— begin MATERIAL SHOWN —

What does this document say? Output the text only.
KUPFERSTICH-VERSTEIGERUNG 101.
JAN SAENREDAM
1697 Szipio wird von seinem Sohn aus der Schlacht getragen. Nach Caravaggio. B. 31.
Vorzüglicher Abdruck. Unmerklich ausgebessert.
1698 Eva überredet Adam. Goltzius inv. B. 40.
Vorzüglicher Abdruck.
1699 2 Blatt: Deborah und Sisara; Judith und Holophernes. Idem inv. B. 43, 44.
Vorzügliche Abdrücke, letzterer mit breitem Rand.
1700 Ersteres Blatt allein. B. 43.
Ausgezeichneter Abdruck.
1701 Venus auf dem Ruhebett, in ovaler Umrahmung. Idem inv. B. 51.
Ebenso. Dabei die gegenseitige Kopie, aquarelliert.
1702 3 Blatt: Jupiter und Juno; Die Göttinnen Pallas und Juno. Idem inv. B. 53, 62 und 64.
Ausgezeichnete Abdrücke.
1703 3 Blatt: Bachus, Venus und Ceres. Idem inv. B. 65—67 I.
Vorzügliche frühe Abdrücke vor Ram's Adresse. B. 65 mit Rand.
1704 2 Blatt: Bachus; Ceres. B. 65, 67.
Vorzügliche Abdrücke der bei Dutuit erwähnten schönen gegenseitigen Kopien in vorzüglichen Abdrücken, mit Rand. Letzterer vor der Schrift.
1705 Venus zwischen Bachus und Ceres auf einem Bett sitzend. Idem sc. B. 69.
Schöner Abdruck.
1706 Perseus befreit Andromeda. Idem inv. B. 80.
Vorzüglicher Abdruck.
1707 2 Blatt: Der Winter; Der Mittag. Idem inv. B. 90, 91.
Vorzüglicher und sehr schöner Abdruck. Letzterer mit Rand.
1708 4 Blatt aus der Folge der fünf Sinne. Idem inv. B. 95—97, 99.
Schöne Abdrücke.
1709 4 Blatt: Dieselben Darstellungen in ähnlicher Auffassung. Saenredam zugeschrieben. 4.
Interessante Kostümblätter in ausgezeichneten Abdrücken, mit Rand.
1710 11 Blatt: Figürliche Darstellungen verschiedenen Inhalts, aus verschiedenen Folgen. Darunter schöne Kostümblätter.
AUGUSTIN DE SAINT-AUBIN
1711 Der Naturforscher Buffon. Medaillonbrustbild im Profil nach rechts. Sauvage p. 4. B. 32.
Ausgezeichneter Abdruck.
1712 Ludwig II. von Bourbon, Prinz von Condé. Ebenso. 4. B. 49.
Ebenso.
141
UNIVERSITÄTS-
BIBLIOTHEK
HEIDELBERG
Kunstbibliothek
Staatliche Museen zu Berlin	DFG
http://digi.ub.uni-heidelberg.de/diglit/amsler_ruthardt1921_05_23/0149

— end MATERIAL SHOWN —

▸ REQUEST
The listing above should be transcribed in full, exactly as written.

▸ FINISHED ANSWER
What does this document say? Output the text only.
KUPFERSTICH-VERSTEIGERUNG 101.
JAN SAENREDAM
1697 Szipio wird von seinem Sohn aus der Schlacht getragen. Nach Caravaggio. B. 31.
Vorzüglicher Abdruck. Unmerklich ausgebessert.
1698 Eva überredet Adam. Goltzius inv. B. 40.
Vorzüglicher Abdruck.
1699 2 Blatt: Deborah und Sisara; Judith und Holophernes. Idem inv. B. 43, 44.
Vorzügliche Abdrücke, letzterer mit breitem Rand.
1700 Ersteres Blatt allein. B. 43.
Ausgezeichneter Abdruck.
1701 Venus auf dem Ruhebett, in ovaler Umrahmung. Idem inv. B. 51.
Ebenso. Dabei die gegenseitige Kopie, aquarelliert.
1702 3 Blatt: Jupiter und Juno; Die Göttinnen Pallas und Juno. Idem inv. B. 53, 62 und 64.
Ausgezeichnete Abdrücke.
1703 3 Blatt: Bachus, Venus und Ceres. Idem inv. B. 65—67 I.
Vorzügliche frühe Abdrücke vor Ram's Adresse. B. 65 mit Rand.
1704 2 Blatt: Bachus; Ceres. B. 65, 67.
Vorzügliche Abdrücke der bei Dutuit erwähnten schönen gegenseitigen Kopien in vorzüglichen Abdrücken, mit Rand. Letzterer vor der Schrift.
1705 Venus zwischen Bachus und Ceres auf einem Bett sitzend. Idem sc. B. 69.
Schöner Abdruck.
1706 Perseus befreit Andromeda. Idem inv. B. 80.
Vorzüglicher Abdruck.
1707 2 Blatt: Der Winter; Der Mittag. Idem inv. B. 90, 91.
Vorzüglicher und sehr schöner Abdruck. Letzterer mit Rand.
1708 4 Blatt aus der Folge der fünf Sinne. Idem inv. B. 95—97, 99.
Schöne Abdrücke.
1709 4 Blatt: Dieselben Darstellungen in ähnlicher Auffassung. Saenredam zugeschrieben. 4.
Interessante Kostümblätter in ausgezeichneten Abdrücken, mit Rand.
1710 11 Blatt: Figürliche Darstellungen verschiedenen Inhalts, aus verschiedenen Folgen. Darunter schöne Kostümblätter.
AUGUSTIN DE SAINT-AUBIN
1711 Der Naturforscher Buffon. Medaillonbrustbild im Profil nach rechts. Sauvage p. 4. B. 32.
Ausgezeichneter Abdruck.
1712 Ludwig II. von Bourbon, Prinz von Condé. Ebenso. 4. B. 49.
Ebenso.
141
UNIVERSITÄTS-
BIBLIOTHEK
HEIDELBERG
Kunstbibliothek
Staatliche Museen zu Berlin	DFG
http://digi.ub.uni-heidelberg.de/diglit/amsler_ruthardt1921_05_23/0149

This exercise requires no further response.